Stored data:
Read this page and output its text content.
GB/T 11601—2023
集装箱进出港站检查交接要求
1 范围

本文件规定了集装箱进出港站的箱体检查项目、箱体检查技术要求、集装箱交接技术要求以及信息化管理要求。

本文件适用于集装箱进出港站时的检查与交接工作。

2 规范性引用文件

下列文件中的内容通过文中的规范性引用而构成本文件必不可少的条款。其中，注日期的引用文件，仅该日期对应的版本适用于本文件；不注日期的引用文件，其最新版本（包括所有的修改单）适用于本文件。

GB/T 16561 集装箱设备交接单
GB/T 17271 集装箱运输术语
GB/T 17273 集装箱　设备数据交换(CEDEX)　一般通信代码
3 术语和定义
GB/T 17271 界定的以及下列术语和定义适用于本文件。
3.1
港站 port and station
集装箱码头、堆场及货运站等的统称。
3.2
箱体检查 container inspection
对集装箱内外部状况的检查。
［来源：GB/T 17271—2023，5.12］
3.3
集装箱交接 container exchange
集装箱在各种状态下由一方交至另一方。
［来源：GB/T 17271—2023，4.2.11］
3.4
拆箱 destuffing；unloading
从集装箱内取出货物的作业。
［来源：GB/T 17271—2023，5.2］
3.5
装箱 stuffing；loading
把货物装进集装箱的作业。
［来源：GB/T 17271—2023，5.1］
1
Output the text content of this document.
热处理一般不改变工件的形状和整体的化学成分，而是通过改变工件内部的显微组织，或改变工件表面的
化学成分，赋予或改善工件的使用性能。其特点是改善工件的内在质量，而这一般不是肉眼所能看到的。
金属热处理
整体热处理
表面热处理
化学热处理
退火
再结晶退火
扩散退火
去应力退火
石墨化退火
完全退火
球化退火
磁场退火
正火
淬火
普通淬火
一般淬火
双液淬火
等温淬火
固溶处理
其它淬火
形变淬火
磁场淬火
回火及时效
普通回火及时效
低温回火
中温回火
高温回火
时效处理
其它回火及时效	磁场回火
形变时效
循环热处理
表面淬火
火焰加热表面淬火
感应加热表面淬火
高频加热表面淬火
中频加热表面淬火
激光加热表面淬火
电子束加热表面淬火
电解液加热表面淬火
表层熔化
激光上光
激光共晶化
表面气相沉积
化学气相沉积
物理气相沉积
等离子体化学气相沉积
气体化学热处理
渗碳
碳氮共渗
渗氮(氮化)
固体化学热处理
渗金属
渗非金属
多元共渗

◆ **To be done**: Using the listing above, gather each line that holds the string "content" and copy it.

◆ **Finished answer**:
Read this page and output its text content.
Output the text content of this document.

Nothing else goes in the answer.